— begin —
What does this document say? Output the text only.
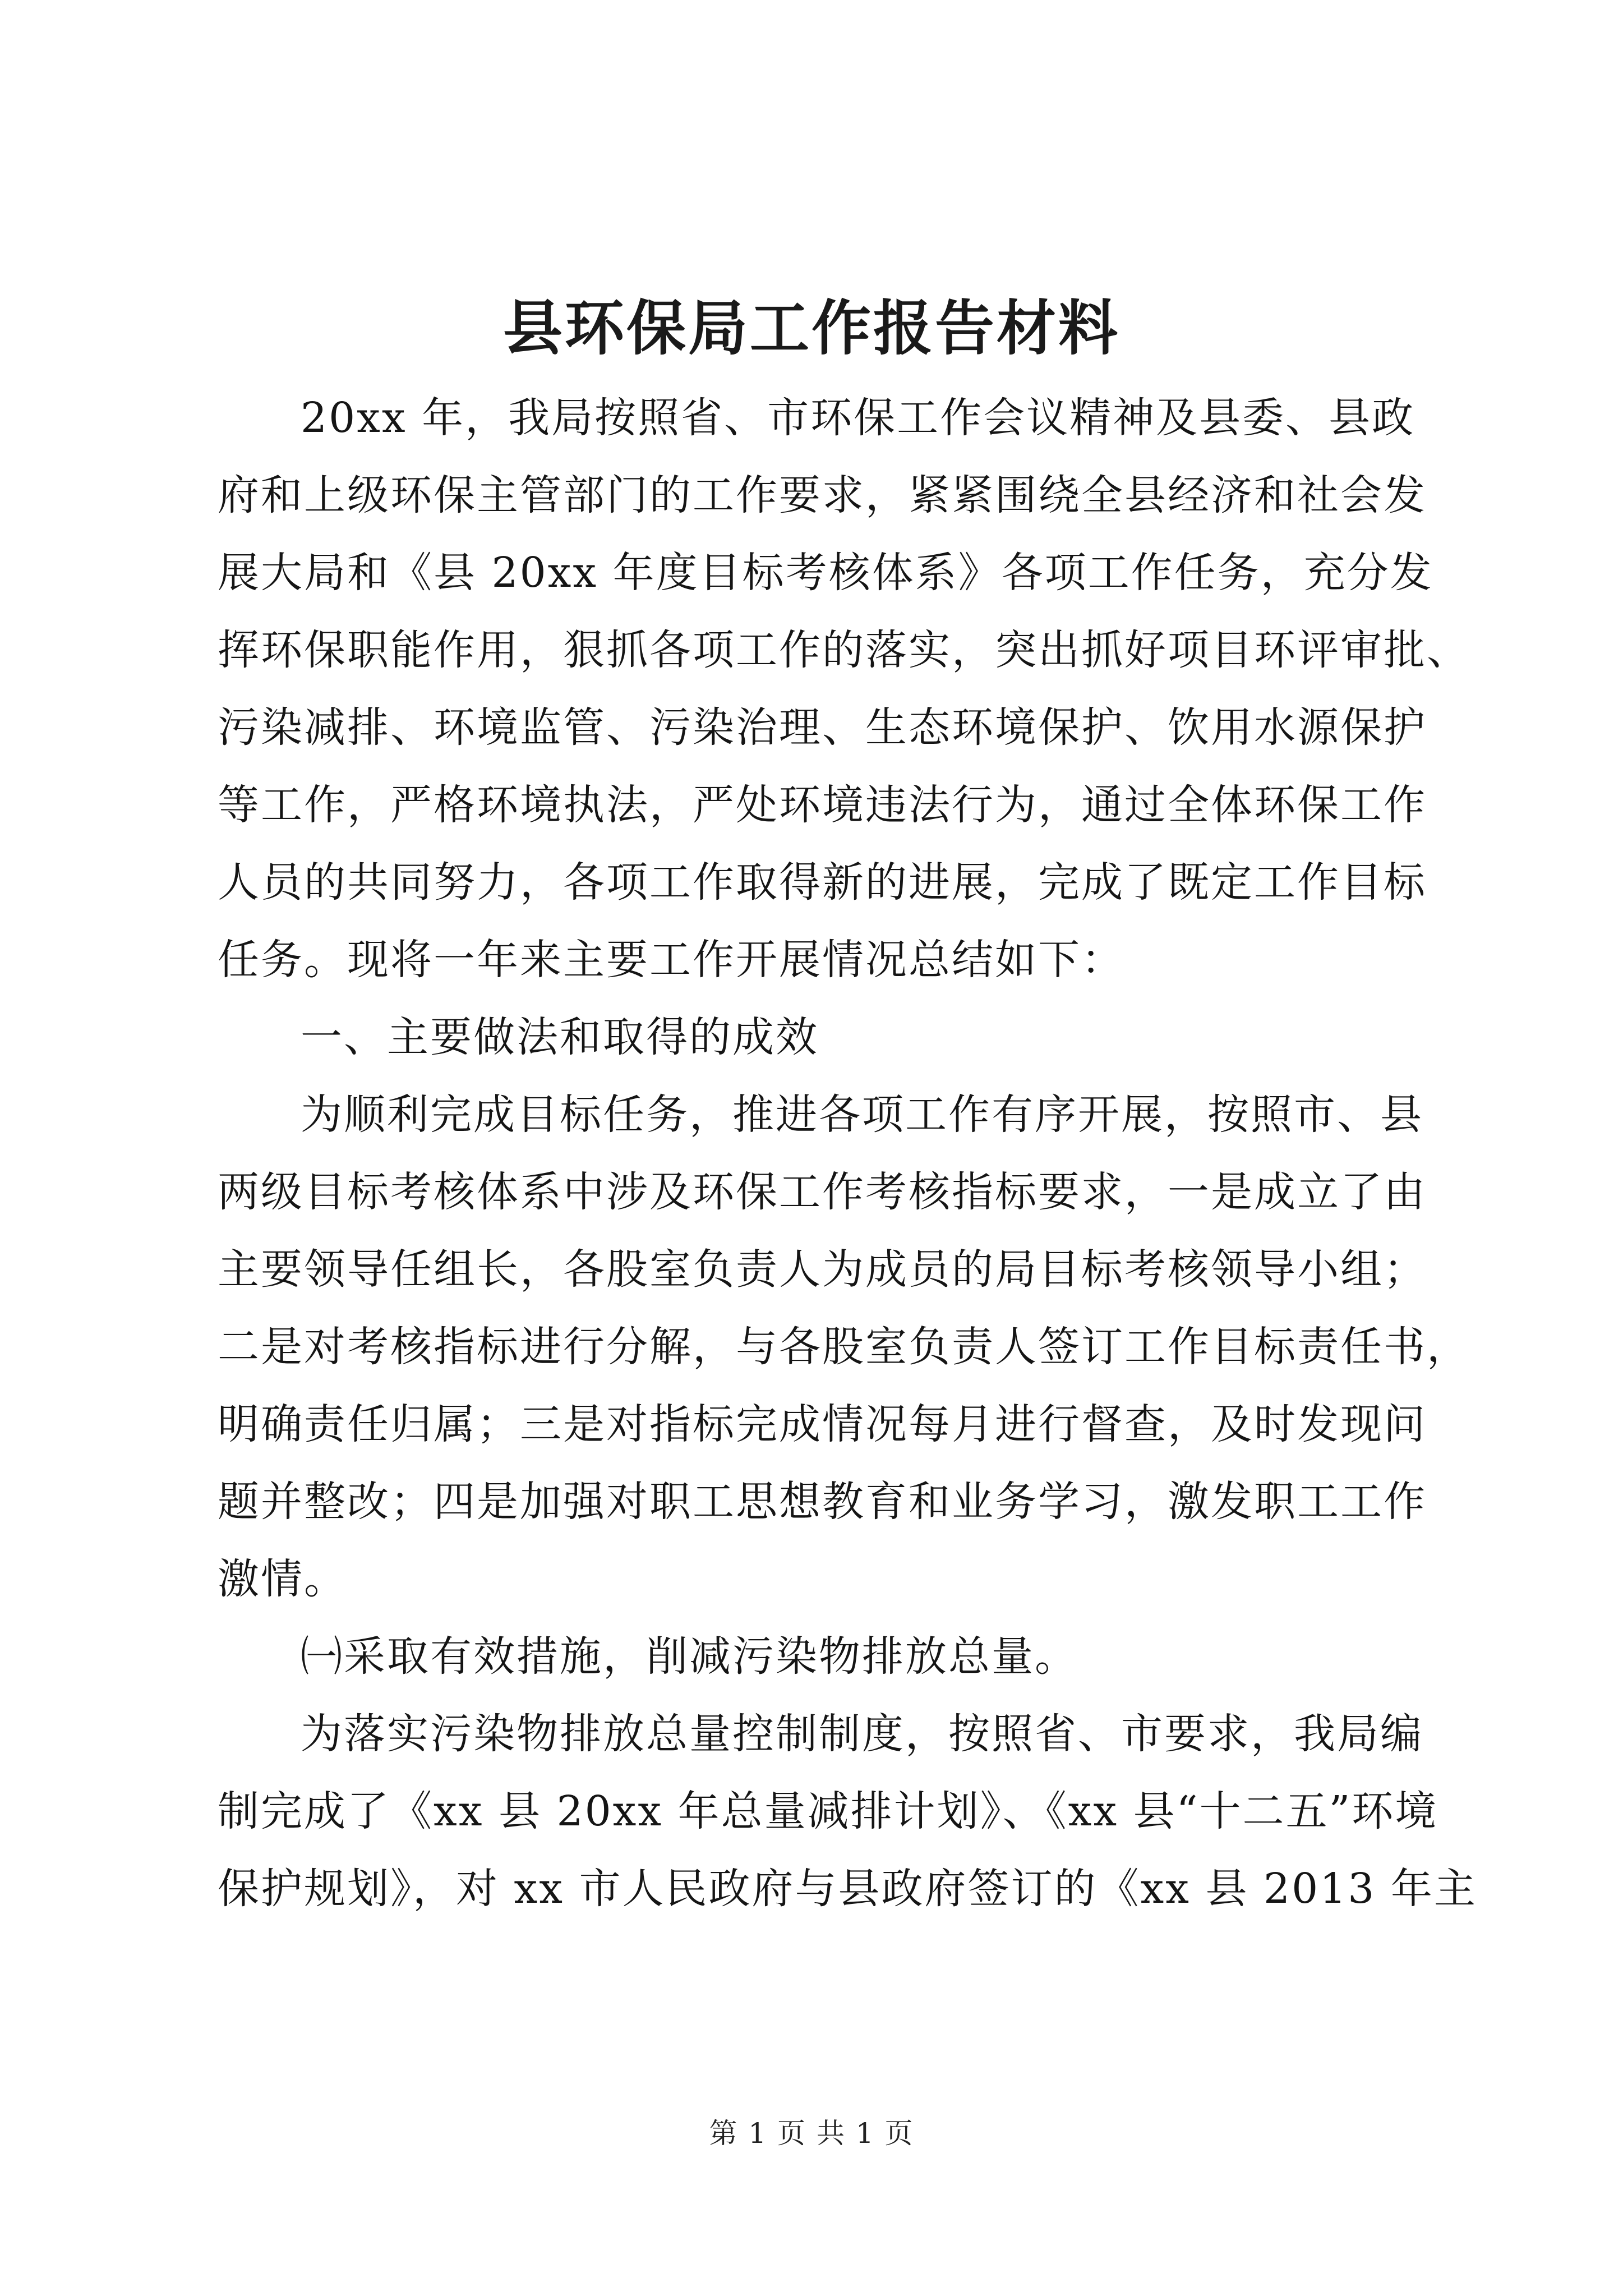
县环保局工作报告材料
20xx 年，我局按照省、市环保工作会议精神及县委、县政
府和上级环保主管部门的工作要求，紧紧围绕全县经济和社会发
展大局和《县 20xx 年度目标考核体系》各项工作任务，充分发
挥环保职能作用，狠抓各项工作的落实，突出抓好项目环评审批、
污染减排、环境监管、污染治理、生态环境保护、饮用水源保护
等工作，严格环境执法，严处环境违法行为，通过全体环保工作
人员的共同努力，各项工作取得新的进展，完成了既定工作目标
任务。现将一年来主要工作开展情况总结如下：
一、主要做法和取得的成效
为顺利完成目标任务，推进各项工作有序开展，按照市、县
两级目标考核体系中涉及环保工作考核指标要求，一是成立了由
主要领导任组长，各股室负责人为成员的局目标考核领导小组；
二是对考核指标进行分解，与各股室负责人签订工作目标责任书，
明确责任归属；三是对指标完成情况每月进行督查，及时发现问
题并整改；四是加强对职工思想教育和业务学习，激发职工工作
激情。
㈠采取有效措施，削减污染物排放总量。
为落实污染物排放总量控制制度，按照省、市要求，我局编
制完成了《xx 县 20xx 年总量减排计划》、《xx 县“十二五”环境
保护规划》，对 xx 市人民政府与县政府签订的《xx 县 2013 年主
第 1 页 共 1 页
— end —
- **Aim**
Please write out all of the material above without changing a word, and omit any pictures.

- **Written solution**
What does this document say? Output the text only.
县环保局工作报告材料
20xx 年，我局按照省、市环保工作会议精神及县委、县政
府和上级环保主管部门的工作要求，紧紧围绕全县经济和社会发
展大局和《县 20xx 年度目标考核体系》各项工作任务，充分发
挥环保职能作用，狠抓各项工作的落实，突出抓好项目环评审批、
污染减排、环境监管、污染治理、生态环境保护、饮用水源保护
等工作，严格环境执法，严处环境违法行为，通过全体环保工作
人员的共同努力，各项工作取得新的进展，完成了既定工作目标
任务。现将一年来主要工作开展情况总结如下：
一、主要做法和取得的成效
为顺利完成目标任务，推进各项工作有序开展，按照市、县
两级目标考核体系中涉及环保工作考核指标要求，一是成立了由
主要领导任组长，各股室负责人为成员的局目标考核领导小组；
二是对考核指标进行分解，与各股室负责人签订工作目标责任书，
明确责任归属；三是对指标完成情况每月进行督查，及时发现问
题并整改；四是加强对职工思想教育和业务学习，激发职工工作
激情。
㈠采取有效措施，削减污染物排放总量。
为落实污染物排放总量控制制度，按照省、市要求，我局编
制完成了《xx 县 20xx 年总量减排计划》、《xx 县“十二五”环境
保护规划》，对 xx 市人民政府与县政府签订的《xx 县 2013 年主
第 1 页 共 1 页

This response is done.